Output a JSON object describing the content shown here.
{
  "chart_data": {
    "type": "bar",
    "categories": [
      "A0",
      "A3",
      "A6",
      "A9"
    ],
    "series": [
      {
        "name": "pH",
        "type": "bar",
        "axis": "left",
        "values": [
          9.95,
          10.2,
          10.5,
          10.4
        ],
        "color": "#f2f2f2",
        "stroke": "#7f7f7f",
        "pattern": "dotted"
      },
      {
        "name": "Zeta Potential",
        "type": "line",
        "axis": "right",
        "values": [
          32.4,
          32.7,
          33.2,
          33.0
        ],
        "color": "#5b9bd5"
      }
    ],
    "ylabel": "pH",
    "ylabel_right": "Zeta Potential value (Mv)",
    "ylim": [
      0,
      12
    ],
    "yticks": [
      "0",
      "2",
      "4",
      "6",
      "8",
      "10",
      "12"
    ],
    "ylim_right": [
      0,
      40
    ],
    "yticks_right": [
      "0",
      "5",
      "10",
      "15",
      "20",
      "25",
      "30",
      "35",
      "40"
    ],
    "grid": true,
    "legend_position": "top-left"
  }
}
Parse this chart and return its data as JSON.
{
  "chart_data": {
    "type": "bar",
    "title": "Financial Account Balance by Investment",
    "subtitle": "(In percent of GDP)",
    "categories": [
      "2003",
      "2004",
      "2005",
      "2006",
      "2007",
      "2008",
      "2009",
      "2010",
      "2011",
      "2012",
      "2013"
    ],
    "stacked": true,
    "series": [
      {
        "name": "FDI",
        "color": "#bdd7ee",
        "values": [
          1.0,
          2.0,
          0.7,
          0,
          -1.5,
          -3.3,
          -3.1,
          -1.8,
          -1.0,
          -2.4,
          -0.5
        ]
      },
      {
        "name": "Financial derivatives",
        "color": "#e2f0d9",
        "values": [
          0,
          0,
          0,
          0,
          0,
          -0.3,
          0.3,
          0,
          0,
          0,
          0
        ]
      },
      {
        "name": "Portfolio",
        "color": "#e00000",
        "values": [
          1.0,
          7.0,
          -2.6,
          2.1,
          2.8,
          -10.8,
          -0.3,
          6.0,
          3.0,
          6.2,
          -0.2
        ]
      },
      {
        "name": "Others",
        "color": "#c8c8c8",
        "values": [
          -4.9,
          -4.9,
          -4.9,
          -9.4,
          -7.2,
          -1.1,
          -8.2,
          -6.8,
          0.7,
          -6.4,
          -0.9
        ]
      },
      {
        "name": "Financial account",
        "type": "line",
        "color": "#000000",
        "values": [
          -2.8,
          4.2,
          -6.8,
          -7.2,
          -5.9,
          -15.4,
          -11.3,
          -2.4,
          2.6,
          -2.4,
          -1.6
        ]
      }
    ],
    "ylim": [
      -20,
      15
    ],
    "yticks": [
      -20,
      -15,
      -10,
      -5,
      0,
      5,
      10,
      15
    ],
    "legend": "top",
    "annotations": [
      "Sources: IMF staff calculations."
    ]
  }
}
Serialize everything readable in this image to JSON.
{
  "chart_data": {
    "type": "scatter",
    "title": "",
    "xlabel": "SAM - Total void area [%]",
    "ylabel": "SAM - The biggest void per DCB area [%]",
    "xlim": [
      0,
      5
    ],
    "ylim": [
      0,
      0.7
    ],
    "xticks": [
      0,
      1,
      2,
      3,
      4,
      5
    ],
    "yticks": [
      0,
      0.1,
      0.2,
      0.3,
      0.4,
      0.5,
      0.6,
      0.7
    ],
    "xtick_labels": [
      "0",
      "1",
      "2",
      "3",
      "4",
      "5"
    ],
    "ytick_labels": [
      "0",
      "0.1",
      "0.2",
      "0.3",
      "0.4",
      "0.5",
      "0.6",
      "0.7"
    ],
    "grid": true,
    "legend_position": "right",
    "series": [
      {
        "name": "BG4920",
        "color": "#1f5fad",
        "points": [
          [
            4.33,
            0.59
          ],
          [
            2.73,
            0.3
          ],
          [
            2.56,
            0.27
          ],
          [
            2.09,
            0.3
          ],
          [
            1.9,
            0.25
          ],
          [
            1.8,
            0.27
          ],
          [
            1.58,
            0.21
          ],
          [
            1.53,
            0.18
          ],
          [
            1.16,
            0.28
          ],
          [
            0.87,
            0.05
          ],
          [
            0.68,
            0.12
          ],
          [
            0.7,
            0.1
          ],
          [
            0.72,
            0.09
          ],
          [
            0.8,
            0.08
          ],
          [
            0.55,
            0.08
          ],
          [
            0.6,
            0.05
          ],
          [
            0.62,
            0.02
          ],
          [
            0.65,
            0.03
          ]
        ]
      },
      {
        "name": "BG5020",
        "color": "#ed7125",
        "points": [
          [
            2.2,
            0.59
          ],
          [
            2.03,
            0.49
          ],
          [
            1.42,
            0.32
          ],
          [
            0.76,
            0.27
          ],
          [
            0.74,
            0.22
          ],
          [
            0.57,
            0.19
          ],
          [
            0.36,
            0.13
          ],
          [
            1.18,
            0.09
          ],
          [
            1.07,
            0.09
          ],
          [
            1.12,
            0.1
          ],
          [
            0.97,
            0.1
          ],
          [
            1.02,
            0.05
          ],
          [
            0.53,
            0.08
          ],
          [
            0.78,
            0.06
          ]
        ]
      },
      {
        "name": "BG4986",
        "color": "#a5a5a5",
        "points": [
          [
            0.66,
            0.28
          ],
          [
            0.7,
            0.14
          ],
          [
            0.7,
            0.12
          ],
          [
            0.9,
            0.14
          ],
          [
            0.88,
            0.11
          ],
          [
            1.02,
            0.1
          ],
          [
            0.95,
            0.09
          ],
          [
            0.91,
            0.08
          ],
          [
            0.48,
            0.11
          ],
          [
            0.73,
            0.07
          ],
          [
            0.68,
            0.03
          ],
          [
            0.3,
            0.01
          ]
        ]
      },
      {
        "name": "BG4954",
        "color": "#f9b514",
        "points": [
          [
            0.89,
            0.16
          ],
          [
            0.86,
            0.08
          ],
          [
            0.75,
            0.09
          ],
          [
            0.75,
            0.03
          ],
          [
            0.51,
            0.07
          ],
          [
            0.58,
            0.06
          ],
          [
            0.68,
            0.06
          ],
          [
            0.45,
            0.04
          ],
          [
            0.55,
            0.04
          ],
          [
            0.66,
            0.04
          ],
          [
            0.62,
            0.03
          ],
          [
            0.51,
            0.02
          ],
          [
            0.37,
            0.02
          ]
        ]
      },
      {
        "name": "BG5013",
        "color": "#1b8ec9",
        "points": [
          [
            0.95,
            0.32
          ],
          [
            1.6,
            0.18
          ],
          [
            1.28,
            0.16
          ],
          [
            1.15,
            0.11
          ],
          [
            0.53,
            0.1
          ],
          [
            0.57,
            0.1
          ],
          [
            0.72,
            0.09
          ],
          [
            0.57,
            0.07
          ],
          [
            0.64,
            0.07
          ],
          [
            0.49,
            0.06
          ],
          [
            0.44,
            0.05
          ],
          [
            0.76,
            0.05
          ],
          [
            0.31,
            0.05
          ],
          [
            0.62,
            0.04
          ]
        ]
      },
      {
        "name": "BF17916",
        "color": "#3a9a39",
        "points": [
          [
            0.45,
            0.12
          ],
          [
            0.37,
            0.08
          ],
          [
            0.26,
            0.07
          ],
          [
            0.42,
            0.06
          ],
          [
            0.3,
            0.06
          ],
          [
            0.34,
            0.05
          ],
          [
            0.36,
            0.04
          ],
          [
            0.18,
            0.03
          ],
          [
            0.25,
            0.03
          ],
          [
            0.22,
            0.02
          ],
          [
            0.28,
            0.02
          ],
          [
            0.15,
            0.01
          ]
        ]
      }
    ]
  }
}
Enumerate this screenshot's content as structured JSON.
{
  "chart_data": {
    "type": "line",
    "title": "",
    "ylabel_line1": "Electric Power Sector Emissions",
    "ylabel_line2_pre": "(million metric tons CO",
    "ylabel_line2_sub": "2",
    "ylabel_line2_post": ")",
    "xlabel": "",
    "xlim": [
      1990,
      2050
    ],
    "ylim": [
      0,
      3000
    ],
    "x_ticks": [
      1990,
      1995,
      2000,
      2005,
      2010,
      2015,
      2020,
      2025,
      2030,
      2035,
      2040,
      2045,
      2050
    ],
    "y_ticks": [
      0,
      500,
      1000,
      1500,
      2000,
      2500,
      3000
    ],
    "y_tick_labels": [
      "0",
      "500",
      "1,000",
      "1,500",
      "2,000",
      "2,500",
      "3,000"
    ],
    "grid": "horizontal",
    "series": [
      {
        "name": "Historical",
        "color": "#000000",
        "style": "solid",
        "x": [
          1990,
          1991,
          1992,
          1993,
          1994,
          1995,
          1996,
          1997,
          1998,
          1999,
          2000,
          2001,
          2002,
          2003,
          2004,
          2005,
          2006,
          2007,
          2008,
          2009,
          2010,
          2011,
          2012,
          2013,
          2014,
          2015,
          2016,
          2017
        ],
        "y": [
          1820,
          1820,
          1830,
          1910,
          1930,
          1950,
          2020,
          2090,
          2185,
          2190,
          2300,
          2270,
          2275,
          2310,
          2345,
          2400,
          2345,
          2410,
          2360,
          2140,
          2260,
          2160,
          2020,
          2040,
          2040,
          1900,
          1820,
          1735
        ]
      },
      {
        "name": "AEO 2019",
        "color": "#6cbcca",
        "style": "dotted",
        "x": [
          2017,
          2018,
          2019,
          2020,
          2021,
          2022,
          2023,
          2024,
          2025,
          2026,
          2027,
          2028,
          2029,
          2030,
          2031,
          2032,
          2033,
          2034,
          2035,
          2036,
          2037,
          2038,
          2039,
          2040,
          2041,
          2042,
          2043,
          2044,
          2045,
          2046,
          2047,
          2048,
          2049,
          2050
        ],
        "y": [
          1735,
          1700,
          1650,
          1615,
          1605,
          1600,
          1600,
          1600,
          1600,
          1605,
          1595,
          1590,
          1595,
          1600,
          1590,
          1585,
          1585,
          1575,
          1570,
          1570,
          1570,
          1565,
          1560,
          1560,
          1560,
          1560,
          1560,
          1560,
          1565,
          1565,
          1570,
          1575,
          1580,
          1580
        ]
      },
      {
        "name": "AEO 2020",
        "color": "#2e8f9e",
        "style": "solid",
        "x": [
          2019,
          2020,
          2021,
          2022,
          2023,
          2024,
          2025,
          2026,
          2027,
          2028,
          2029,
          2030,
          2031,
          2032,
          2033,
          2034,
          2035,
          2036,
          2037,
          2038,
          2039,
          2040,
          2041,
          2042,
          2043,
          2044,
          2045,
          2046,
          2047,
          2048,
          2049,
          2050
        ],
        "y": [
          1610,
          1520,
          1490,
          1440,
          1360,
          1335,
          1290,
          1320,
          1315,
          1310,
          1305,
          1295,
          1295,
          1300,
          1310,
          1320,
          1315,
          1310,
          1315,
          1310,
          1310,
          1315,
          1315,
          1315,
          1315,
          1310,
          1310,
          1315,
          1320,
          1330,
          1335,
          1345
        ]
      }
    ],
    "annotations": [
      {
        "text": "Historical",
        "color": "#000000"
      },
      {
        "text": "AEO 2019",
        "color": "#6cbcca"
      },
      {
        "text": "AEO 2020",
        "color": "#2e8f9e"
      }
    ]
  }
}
#####
Extract lines where the string "text" occurs.

• _Answer to the exercise_:
        "text": "Historical",
        "text": "AEO 2019",
        "text": "AEO 2020",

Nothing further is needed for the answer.